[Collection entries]
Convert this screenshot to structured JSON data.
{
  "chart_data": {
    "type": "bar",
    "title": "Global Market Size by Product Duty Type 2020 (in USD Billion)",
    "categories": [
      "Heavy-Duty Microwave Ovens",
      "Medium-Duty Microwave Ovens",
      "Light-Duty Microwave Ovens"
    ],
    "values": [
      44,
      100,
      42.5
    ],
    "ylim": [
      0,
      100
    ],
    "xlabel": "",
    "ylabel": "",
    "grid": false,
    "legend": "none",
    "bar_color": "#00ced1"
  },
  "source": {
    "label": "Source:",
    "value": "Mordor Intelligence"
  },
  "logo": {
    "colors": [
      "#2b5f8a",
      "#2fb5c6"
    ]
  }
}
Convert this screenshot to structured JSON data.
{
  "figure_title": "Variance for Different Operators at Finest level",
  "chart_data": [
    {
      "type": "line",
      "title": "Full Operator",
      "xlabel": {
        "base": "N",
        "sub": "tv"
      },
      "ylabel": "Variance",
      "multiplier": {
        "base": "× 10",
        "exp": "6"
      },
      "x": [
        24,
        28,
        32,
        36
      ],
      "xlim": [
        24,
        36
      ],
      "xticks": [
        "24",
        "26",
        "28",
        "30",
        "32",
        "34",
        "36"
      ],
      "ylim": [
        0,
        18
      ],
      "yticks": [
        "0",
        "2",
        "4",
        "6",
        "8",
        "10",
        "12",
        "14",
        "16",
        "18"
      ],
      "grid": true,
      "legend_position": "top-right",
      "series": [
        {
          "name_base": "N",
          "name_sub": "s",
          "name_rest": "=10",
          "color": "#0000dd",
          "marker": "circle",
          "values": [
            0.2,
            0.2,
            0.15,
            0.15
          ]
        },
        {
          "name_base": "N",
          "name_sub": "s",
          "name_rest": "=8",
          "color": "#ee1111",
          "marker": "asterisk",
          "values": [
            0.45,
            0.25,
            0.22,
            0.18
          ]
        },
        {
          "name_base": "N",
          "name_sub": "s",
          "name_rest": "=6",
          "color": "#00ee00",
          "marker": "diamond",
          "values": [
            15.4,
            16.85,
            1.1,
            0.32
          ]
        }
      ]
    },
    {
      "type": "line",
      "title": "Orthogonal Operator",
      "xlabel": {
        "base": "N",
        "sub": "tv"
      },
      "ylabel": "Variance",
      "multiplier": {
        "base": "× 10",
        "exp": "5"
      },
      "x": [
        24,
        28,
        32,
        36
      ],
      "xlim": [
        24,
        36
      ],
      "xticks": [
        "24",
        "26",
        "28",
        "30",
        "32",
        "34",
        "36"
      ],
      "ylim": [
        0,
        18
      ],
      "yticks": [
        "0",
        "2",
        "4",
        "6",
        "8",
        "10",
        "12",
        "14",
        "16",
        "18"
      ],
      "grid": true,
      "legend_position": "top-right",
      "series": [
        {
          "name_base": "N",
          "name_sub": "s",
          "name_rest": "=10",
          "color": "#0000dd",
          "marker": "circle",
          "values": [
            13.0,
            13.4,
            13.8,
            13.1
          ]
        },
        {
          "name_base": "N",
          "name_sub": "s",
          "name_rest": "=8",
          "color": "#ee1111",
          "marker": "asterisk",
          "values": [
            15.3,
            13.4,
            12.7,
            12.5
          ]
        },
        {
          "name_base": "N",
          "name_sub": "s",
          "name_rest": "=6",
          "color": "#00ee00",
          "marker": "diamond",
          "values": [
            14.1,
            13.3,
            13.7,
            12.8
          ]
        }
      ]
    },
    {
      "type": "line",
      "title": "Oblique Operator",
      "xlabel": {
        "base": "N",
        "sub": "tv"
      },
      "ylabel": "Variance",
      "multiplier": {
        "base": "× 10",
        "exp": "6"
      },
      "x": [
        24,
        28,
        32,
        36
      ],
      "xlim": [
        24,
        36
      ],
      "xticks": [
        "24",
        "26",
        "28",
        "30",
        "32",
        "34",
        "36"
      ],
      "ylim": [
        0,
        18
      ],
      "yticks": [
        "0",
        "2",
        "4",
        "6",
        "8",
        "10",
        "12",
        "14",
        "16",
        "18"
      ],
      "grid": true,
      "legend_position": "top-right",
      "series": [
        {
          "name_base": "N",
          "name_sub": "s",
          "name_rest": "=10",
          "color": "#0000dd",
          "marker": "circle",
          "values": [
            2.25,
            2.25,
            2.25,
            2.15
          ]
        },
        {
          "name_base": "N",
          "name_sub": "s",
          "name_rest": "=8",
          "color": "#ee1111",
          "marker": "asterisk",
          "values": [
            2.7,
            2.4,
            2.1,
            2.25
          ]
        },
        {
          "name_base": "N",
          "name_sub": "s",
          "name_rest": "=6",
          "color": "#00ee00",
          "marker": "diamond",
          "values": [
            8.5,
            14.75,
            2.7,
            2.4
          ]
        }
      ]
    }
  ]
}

* [EXERCISE REQUIREMENTS]
Give the count of lines holding the word "Duty" and nothing more.

* [TASK RESULT]
4